→ **Task to carry out**
Filter the entries for the string "What". Copy each line that has it.

→ **Data under study**
◇ ◇ ◇ ◇ ◇

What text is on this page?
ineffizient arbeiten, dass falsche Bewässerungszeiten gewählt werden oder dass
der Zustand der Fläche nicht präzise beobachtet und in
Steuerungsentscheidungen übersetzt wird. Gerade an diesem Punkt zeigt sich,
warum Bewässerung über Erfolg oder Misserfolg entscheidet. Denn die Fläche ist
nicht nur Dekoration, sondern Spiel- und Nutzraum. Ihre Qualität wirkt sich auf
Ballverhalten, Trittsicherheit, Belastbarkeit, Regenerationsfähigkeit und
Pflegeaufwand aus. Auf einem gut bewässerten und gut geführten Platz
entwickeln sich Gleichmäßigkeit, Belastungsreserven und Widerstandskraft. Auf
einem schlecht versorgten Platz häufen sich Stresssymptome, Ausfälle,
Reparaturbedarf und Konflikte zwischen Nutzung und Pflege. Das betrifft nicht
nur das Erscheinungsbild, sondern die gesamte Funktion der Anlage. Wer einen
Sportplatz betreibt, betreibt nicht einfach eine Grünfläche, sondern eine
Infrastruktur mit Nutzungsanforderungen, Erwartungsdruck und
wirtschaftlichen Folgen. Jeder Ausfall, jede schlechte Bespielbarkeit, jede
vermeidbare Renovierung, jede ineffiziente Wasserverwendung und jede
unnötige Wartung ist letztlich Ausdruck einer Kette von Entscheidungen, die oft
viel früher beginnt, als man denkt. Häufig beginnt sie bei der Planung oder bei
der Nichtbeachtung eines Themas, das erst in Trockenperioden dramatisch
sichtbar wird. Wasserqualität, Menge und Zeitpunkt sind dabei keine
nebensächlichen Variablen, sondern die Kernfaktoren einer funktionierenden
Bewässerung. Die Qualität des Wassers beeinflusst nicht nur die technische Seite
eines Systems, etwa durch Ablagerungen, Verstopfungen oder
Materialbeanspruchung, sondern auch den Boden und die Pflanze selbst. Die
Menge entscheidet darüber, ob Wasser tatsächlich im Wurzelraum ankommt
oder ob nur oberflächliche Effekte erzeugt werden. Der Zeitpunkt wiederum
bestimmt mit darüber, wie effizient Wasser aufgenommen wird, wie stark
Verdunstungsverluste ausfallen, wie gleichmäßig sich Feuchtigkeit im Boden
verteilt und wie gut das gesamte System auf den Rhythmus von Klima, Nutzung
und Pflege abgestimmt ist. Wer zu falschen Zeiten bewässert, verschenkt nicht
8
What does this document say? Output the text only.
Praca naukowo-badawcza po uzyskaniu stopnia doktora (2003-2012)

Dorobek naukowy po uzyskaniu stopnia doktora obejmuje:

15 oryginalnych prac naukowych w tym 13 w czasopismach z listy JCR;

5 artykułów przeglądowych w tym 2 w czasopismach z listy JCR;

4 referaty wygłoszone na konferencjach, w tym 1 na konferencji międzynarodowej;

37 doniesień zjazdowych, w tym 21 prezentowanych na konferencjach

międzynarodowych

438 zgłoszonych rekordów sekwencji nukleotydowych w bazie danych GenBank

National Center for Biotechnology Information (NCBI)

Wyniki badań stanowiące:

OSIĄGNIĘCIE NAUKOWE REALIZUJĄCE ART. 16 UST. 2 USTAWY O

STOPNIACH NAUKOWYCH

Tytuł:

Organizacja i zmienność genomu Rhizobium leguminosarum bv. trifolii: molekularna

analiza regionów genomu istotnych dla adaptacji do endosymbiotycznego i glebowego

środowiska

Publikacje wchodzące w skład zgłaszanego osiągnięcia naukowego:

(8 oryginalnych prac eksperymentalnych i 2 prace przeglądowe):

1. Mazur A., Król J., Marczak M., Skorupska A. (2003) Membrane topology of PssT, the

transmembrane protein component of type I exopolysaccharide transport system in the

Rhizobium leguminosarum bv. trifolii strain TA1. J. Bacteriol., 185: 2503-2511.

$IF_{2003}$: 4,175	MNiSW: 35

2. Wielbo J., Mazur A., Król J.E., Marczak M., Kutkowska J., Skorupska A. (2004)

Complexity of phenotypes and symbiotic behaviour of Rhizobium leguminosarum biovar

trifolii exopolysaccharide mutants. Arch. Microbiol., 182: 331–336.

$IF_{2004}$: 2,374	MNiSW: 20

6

◇ ◇ ◇ ◇ ◇

→ **Solution to the problem**
What text is on this page?
What does this document say? Output the text only.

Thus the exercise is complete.